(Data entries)
##############################
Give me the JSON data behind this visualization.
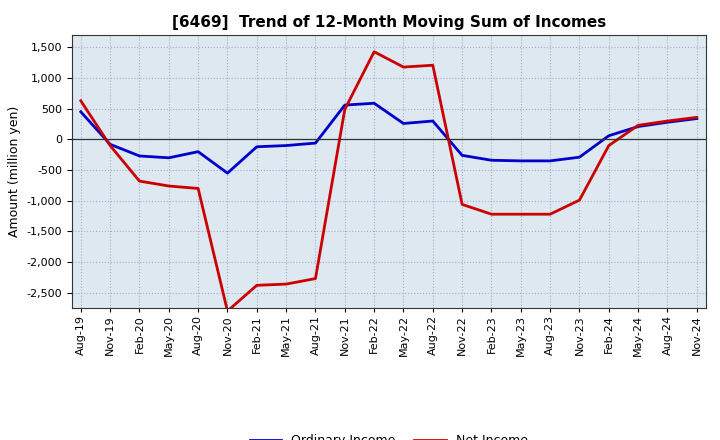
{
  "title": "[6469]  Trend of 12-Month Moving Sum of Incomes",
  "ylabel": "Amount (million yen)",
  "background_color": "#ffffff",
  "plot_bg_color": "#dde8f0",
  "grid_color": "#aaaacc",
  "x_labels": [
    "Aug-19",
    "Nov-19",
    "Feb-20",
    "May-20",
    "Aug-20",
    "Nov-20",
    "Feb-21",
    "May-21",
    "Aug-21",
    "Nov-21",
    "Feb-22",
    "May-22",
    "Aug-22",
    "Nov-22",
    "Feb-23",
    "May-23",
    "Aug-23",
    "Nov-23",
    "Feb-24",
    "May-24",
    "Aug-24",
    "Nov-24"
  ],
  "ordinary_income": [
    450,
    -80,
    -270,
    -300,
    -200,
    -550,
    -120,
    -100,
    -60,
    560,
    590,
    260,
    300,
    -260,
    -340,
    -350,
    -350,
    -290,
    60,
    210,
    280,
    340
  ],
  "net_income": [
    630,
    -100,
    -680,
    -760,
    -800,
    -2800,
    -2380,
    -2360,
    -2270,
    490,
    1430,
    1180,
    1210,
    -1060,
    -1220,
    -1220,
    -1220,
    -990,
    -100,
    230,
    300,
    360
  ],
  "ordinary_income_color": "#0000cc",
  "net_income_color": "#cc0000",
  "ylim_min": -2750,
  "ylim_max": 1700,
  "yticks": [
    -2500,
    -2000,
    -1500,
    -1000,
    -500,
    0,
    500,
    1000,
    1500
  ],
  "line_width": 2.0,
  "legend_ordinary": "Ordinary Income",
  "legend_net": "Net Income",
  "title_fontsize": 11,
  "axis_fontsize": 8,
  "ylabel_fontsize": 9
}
##############################
◆ **STATED GOAL**: Write out all the entries exactly, except for the pictures.

◆ **THE OUTPUT**:
Give me the JSON data behind this visualization.
{
  "title": "[6469]  Trend of 12-Month Moving Sum of Incomes",
  "ylabel": "Amount (million yen)",
  "background_color": "#ffffff",
  "plot_bg_color": "#dde8f0",
  "grid_color": "#aaaacc",
  "x_labels": [
    "Aug-19",
    "Nov-19",
    "Feb-20",
    "May-20",
    "Aug-20",
    "Nov-20",
    "Feb-21",
    "May-21",
    "Aug-21",
    "Nov-21",
    "Feb-22",
    "May-22",
    "Aug-22",
    "Nov-22",
    "Feb-23",
    "May-23",
    "Aug-23",
    "Nov-23",
    "Feb-24",
    "May-24",
    "Aug-24",
    "Nov-24"
  ],
  "ordinary_income": [
    450,
    -80,
    -270,
    -300,
    -200,
    -550,
    -120,
    -100,
    -60,
    560,
    590,
    260,
    300,
    -260,
    -340,
    -350,
    -350,
    -290,
    60,
    210,
    280,
    340
  ],
  "net_income": [
    630,
    -100,
    -680,
    -760,
    -800,
    -2800,
    -2380,
    -2360,
    -2270,
    490,
    1430,
    1180,
    1210,
    -1060,
    -1220,
    -1220,
    -1220,
    -990,
    -100,
    230,
    300,
    360
  ],
  "ordinary_income_color": "#0000cc",
  "net_income_color": "#cc0000",
  "ylim_min": -2750,
  "ylim_max": 1700,
  "yticks": [
    -2500,
    -2000,
    -1500,
    -1000,
    -500,
    0,
    500,
    1000,
    1500
  ],
  "line_width": 2.0,
  "legend_ordinary": "Ordinary Income",
  "legend_net": "Net Income",
  "title_fontsize": 11,
  "axis_fontsize": 8,
  "ylabel_fontsize": 9
}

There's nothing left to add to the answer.